• _Job_
Omit the pictures, please, and give each record below again exactly.

Dataset entries
____________________
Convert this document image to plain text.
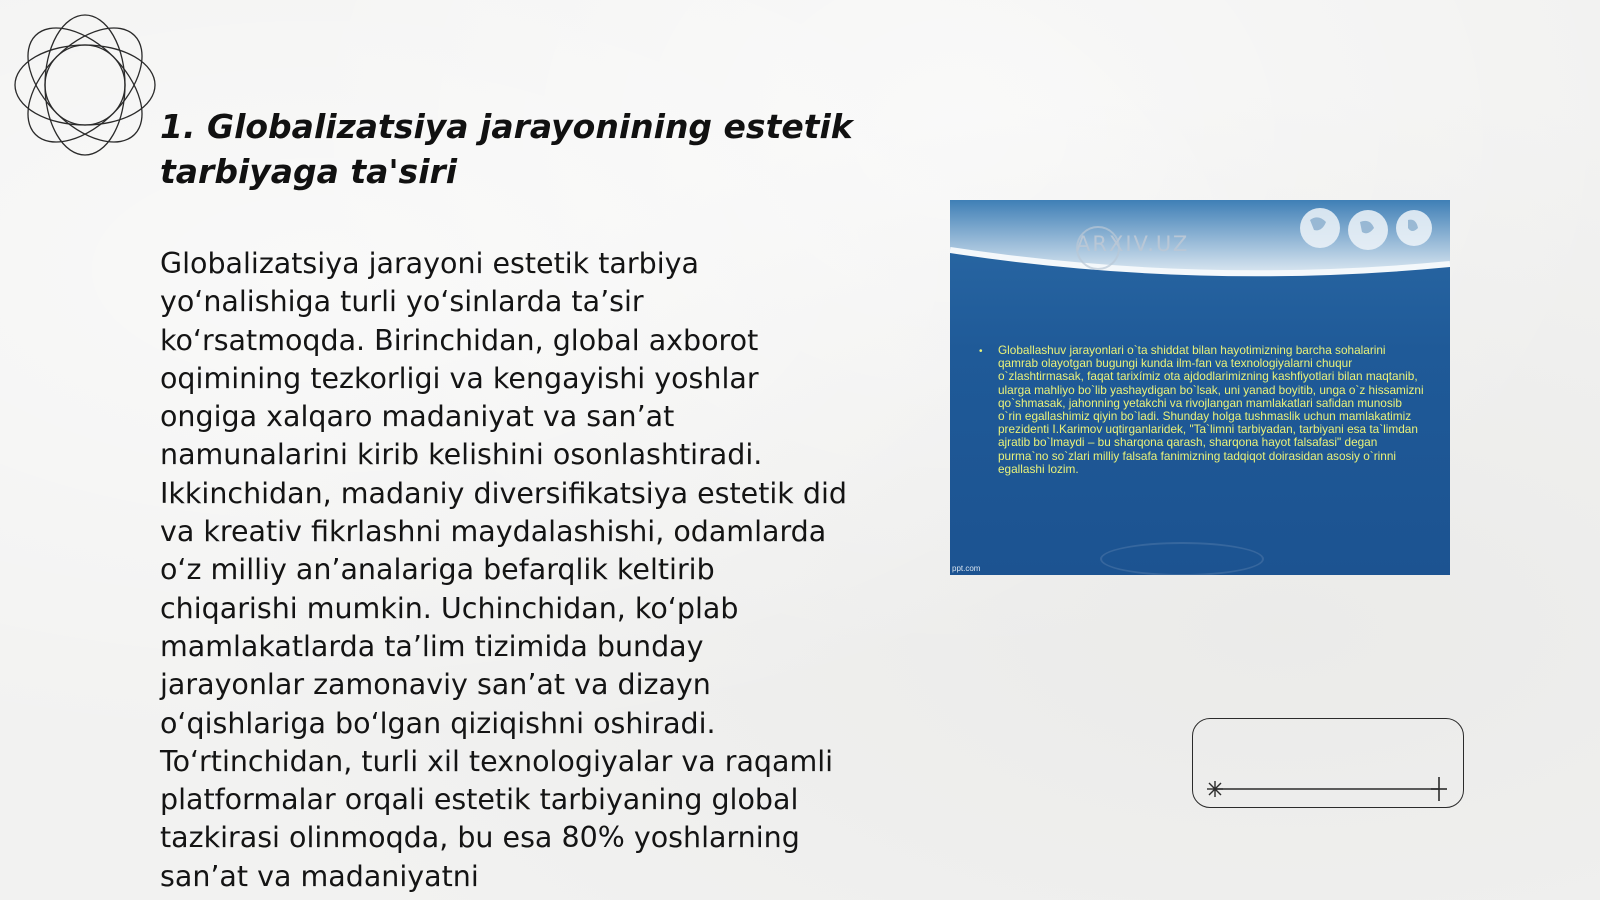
1. Globalizatsiya jarayonining estetik tarbiyaga ta'siri

Globalizatsiya jarayoni estetik tarbiya yo‘nalishiga turli yo‘sinlarda ta’sir ko‘rsatmoqda. Birinchidan, global axborot oqimining tezkorligi va kengayishi yoshlar ongiga xalqaro madaniyat va san’at namunalarini kirib kelishini osonlashtiradi. Ikkinchidan, madaniy diversifikatsiya estetik did va kreativ fikrlashni maydalashishi, odamlarda o‘z milliy an’analariga befarqlik keltirib chiqarishi mumkin. Uchinchidan, ko‘plab mamlakatlarda ta’lim tizimida bunday jarayonlar zamonaviy san’at va dizayn o‘qishlariga bo‘lgan qiziqishni oshiradi. To‘rtinchidan, turli xil texnologiyalar va raqamli platformalar orqali estetik tarbiyaning global tazkirasi olinmoqda, bu esa 80% yoshlarning san’at va madaniyatni

ARXIV.UZ
• Globallashuv jarayonlari o`ta shiddat bilan hayotimizning barcha sohalarini qamrab olayotgan bugungi kunda ilm-fan va texnologiyalarni chuqur o`zlashtirmasak, faqat tarixímiz ota ajdodlarimizning kashfiyotlari bilan maqtanib, ularga mahliyo bo`lib yashaydigan bo`lsak, uni yanad boyitib, unga o`z hissamizni qo`shmasak, jahonning yetakchi va rivojlangan mamlakatlari safidan munosib o`rin egallashimiz qiyin bo`ladi. Shunday holga tushmaslik uchun mamlakatimiz prezidenti I.Karimov uqtirganlaridek, "Ta`limni tarbiyadan, tarbiyani esa ta`limdan ajratib bo`lmaydi – bu sharqona qarash, sharqona hayot falsafasi" degan purma`no so`zlari milliy falsafa fanimizning tadqiqot doirasidan asosiy o`rinni egallashi lozim.
ppt.com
____________________
• _Written solution_
Convert this document image to plain text.
1. Globalizatsiya jarayonining estetik tarbiyaga ta'siri

Globalizatsiya jarayoni estetik tarbiya yo‘nalishiga turli yo‘sinlarda ta’sir ko‘rsatmoqda. Birinchidan, global axborot oqimining tezkorligi va kengayishi yoshlar ongiga xalqaro madaniyat va san’at namunalarini kirib kelishini osonlashtiradi. Ikkinchidan, madaniy diversifikatsiya estetik did va kreativ fikrlashni maydalashishi, odamlarda o‘z milliy an’analariga befarqlik keltirib chiqarishi mumkin. Uchinchidan, ko‘plab mamlakatlarda ta’lim tizimida bunday jarayonlar zamonaviy san’at va dizayn o‘qishlariga bo‘lgan qiziqishni oshiradi. To‘rtinchidan, turli xil texnologiyalar va raqamli platformalar orqali estetik tarbiyaning global tazkirasi olinmoqda, bu esa 80% yoshlarning san’at va madaniyatni

ARXIV.UZ
• Globallashuv jarayonlari o`ta shiddat bilan hayotimizning barcha sohalarini qamrab olayotgan bugungi kunda ilm-fan va texnologiyalarni chuqur o`zlashtirmasak, faqat tarixímiz ota ajdodlarimizning kashfiyotlari bilan maqtanib, ularga mahliyo bo`lib yashaydigan bo`lsak, uni yanad boyitib, unga o`z hissamizni qo`shmasak, jahonning yetakchi va rivojlangan mamlakatlari safidan munosib o`rin egallashimiz qiyin bo`ladi. Shunday holga tushmaslik uchun mamlakatimiz prezidenti I.Karimov uqtirganlaridek, "Ta`limni tarbiyadan, tarbiyani esa ta`limdan ajratib bo`lmaydi – bu sharqona qarash, sharqona hayot falsafasi" degan purma`no so`zlari milliy falsafa fanimizning tadqiqot doirasidan asosiy o`rinni egallashi lozim.
ppt.com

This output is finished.